§ WRITTEN TASK
Extract each line containing the string "screenshot".

§ MATERIAL FOR THIS TASK

"""

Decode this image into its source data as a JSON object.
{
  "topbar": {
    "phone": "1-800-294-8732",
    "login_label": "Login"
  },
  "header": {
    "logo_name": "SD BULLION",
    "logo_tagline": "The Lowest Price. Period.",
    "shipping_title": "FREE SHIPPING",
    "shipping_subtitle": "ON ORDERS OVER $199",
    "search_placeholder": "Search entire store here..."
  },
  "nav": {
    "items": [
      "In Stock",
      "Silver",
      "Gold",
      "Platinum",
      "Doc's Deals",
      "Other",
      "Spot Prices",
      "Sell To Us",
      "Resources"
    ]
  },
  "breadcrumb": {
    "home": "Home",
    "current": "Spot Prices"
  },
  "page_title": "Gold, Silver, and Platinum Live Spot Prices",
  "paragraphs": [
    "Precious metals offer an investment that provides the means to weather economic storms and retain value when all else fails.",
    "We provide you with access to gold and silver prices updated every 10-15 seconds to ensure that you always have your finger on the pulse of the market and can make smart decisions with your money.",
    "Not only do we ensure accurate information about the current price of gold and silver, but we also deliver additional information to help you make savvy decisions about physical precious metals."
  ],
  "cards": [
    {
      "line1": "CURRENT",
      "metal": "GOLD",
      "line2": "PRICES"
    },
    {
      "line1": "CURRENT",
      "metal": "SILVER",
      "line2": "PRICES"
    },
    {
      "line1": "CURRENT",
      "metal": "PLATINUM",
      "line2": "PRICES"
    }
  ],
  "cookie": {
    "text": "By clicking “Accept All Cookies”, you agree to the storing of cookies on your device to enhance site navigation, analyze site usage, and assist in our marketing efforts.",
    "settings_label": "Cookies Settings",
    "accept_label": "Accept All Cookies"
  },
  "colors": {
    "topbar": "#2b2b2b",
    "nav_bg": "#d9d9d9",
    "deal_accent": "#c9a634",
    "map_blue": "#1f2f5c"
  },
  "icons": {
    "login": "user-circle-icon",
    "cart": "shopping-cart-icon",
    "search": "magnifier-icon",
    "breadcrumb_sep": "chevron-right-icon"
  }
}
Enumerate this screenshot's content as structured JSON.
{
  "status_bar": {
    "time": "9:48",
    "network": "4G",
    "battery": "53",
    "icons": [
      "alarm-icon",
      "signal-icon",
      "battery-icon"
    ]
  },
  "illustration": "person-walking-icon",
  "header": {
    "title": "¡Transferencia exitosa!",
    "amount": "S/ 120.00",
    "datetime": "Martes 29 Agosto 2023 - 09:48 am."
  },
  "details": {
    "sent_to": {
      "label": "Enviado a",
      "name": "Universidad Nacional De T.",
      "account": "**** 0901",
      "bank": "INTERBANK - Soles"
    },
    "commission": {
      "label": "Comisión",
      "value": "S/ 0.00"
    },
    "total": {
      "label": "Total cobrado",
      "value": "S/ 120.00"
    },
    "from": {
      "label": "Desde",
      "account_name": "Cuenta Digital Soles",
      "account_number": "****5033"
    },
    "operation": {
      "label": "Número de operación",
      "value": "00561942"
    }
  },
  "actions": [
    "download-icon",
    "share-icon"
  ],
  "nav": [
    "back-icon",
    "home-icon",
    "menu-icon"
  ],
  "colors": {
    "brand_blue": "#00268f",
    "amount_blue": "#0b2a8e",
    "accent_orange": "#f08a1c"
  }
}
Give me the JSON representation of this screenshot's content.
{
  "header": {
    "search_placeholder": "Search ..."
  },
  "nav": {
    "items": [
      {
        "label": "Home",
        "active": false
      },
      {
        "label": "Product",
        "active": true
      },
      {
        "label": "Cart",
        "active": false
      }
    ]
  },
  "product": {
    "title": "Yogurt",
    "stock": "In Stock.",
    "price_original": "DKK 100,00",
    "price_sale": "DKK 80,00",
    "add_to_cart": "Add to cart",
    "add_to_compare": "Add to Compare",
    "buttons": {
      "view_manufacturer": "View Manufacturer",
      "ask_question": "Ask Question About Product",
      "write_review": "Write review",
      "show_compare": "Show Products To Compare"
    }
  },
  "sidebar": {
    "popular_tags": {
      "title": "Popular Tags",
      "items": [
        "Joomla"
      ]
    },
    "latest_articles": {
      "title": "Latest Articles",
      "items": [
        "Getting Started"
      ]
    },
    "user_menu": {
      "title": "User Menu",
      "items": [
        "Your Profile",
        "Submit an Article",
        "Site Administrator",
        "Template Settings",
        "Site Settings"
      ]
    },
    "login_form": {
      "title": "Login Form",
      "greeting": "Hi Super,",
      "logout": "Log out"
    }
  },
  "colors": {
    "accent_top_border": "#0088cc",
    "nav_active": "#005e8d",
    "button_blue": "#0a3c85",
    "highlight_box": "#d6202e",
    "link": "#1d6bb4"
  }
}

"""

§ RESPONSE BELOW
Enumerate this screenshot's content as structured JSON.
Give me the JSON representation of this screenshot's content.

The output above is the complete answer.